Problem to work on: Your task is to quote the material that follows, in full and exactly.

Records provided:
○ ○ ○ ○ ○ ○ ○

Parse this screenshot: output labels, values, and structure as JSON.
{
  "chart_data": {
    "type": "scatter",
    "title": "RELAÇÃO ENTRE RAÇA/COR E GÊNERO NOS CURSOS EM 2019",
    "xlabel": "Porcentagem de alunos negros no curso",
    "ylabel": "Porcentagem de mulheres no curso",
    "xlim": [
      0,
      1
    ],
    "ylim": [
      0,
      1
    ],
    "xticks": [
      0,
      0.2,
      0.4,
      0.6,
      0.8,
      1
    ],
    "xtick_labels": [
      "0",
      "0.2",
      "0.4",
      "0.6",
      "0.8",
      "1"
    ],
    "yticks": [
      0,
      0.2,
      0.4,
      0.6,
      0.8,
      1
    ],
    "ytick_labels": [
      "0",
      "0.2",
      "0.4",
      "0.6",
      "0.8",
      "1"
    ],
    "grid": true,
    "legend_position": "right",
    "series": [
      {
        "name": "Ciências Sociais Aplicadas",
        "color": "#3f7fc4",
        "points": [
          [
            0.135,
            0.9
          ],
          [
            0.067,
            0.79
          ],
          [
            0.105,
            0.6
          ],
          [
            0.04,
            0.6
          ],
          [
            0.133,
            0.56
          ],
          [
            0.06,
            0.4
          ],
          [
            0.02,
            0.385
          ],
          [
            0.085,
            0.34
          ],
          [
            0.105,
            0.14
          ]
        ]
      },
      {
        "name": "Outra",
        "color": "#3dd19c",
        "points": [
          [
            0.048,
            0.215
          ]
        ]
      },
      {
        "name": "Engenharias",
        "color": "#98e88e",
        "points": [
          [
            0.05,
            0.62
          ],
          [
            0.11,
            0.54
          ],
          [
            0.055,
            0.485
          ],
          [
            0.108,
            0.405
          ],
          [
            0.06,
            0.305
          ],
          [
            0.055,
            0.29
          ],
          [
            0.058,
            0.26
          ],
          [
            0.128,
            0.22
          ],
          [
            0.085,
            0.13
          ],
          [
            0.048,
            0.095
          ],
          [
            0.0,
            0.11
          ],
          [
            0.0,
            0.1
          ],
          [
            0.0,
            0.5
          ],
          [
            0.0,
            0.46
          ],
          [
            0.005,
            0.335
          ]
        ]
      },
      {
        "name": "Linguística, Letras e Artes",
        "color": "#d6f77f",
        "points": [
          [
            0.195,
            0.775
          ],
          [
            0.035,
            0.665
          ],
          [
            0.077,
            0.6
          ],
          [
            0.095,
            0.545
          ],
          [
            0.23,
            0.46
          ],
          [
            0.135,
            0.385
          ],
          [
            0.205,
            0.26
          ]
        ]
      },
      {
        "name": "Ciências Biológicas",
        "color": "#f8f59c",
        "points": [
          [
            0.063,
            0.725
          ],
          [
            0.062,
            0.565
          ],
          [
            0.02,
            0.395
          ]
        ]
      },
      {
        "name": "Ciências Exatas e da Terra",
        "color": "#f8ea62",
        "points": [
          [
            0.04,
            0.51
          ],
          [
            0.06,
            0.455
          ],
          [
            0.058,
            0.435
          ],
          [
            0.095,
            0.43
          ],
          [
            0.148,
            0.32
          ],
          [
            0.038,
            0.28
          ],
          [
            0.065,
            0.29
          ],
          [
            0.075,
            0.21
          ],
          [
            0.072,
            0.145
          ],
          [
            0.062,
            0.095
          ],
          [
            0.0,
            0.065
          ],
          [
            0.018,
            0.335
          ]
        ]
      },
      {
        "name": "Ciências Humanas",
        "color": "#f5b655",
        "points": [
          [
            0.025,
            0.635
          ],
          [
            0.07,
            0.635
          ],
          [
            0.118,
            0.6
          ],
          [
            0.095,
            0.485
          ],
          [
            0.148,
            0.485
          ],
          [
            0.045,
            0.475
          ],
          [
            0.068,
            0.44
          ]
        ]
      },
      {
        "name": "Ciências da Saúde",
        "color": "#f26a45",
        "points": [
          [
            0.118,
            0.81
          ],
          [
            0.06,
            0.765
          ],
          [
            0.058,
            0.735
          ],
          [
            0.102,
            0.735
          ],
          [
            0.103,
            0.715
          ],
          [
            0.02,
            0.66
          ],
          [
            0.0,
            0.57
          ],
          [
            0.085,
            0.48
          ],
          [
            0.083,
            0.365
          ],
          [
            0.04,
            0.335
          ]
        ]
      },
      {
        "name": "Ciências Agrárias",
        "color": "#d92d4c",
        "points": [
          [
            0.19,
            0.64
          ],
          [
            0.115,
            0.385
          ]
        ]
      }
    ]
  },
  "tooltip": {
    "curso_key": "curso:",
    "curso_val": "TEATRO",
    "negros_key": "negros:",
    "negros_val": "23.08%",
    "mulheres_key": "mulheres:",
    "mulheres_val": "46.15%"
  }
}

○ ○ ○ ○ ○ ○ ○

Exercise output:
Parse this screenshot: output labels, values, and structure as JSON.
{
  "chart_data": {
    "type": "scatter",
    "title": "RELAÇÃO ENTRE RAÇA/COR E GÊNERO NOS CURSOS EM 2019",
    "xlabel": "Porcentagem de alunos negros no curso",
    "ylabel": "Porcentagem de mulheres no curso",
    "xlim": [
      0,
      1
    ],
    "ylim": [
      0,
      1
    ],
    "xticks": [
      0,
      0.2,
      0.4,
      0.6,
      0.8,
      1
    ],
    "xtick_labels": [
      "0",
      "0.2",
      "0.4",
      "0.6",
      "0.8",
      "1"
    ],
    "yticks": [
      0,
      0.2,
      0.4,
      0.6,
      0.8,
      1
    ],
    "ytick_labels": [
      "0",
      "0.2",
      "0.4",
      "0.6",
      "0.8",
      "1"
    ],
    "grid": true,
    "legend_position": "right",
    "series": [
      {
        "name": "Ciências Sociais Aplicadas",
        "color": "#3f7fc4",
        "points": [
          [
            0.135,
            0.9
          ],
          [
            0.067,
            0.79
          ],
          [
            0.105,
            0.6
          ],
          [
            0.04,
            0.6
          ],
          [
            0.133,
            0.56
          ],
          [
            0.06,
            0.4
          ],
          [
            0.02,
            0.385
          ],
          [
            0.085,
            0.34
          ],
          [
            0.105,
            0.14
          ]
        ]
      },
      {
        "name": "Outra",
        "color": "#3dd19c",
        "points": [
          [
            0.048,
            0.215
          ]
        ]
      },
      {
        "name": "Engenharias",
        "color": "#98e88e",
        "points": [
          [
            0.05,
            0.62
          ],
          [
            0.11,
            0.54
          ],
          [
            0.055,
            0.485
          ],
          [
            0.108,
            0.405
          ],
          [
            0.06,
            0.305
          ],
          [
            0.055,
            0.29
          ],
          [
            0.058,
            0.26
          ],
          [
            0.128,
            0.22
          ],
          [
            0.085,
            0.13
          ],
          [
            0.048,
            0.095
          ],
          [
            0.0,
            0.11
          ],
          [
            0.0,
            0.1
          ],
          [
            0.0,
            0.5
          ],
          [
            0.0,
            0.46
          ],
          [
            0.005,
            0.335
          ]
        ]
      },
      {
        "name": "Linguística, Letras e Artes",
        "color": "#d6f77f",
        "points": [
          [
            0.195,
            0.775
          ],
          [
            0.035,
            0.665
          ],
          [
            0.077,
            0.6
          ],
          [
            0.095,
            0.545
          ],
          [
            0.23,
            0.46
          ],
          [
            0.135,
            0.385
          ],
          [
            0.205,
            0.26
          ]
        ]
      },
      {
        "name": "Ciências Biológicas",
        "color": "#f8f59c",
        "points": [
          [
            0.063,
            0.725
          ],
          [
            0.062,
            0.565
          ],
          [
            0.02,
            0.395
          ]
        ]
      },
      {
        "name": "Ciências Exatas e da Terra",
        "color": "#f8ea62",
        "points": [
          [
            0.04,
            0.51
          ],
          [
            0.06,
            0.455
          ],
          [
            0.058,
            0.435
          ],
          [
            0.095,
            0.43
          ],
          [
            0.148,
            0.32
          ],
          [
            0.038,
            0.28
          ],
          [
            0.065,
            0.29
          ],
          [
            0.075,
            0.21
          ],
          [
            0.072,
            0.145
          ],
          [
            0.062,
            0.095
          ],
          [
            0.0,
            0.065
          ],
          [
            0.018,
            0.335
          ]
        ]
      },
      {
        "name": "Ciências Humanas",
        "color": "#f5b655",
        "points": [
          [
            0.025,
            0.635
          ],
          [
            0.07,
            0.635
          ],
          [
            0.118,
            0.6
          ],
          [
            0.095,
            0.485
          ],
          [
            0.148,
            0.485
          ],
          [
            0.045,
            0.475
          ],
          [
            0.068,
            0.44
          ]
        ]
      },
      {
        "name": "Ciências da Saúde",
        "color": "#f26a45",
        "points": [
          [
            0.118,
            0.81
          ],
          [
            0.06,
            0.765
          ],
          [
            0.058,
            0.735
          ],
          [
            0.102,
            0.735
          ],
          [
            0.103,
            0.715
          ],
          [
            0.02,
            0.66
          ],
          [
            0.0,
            0.57
          ],
          [
            0.085,
            0.48
          ],
          [
            0.083,
            0.365
          ],
          [
            0.04,
            0.335
          ]
        ]
      },
      {
        "name": "Ciências Agrárias",
        "color": "#d92d4c",
        "points": [
          [
            0.19,
            0.64
          ],
          [
            0.115,
            0.385
          ]
        ]
      }
    ]
  },
  "tooltip": {
    "curso_key": "curso:",
    "curso_val": "TEATRO",
    "negros_key": "negros:",
    "negros_val": "23.08%",
    "mulheres_key": "mulheres:",
    "mulheres_val": "46.15%"
  }
}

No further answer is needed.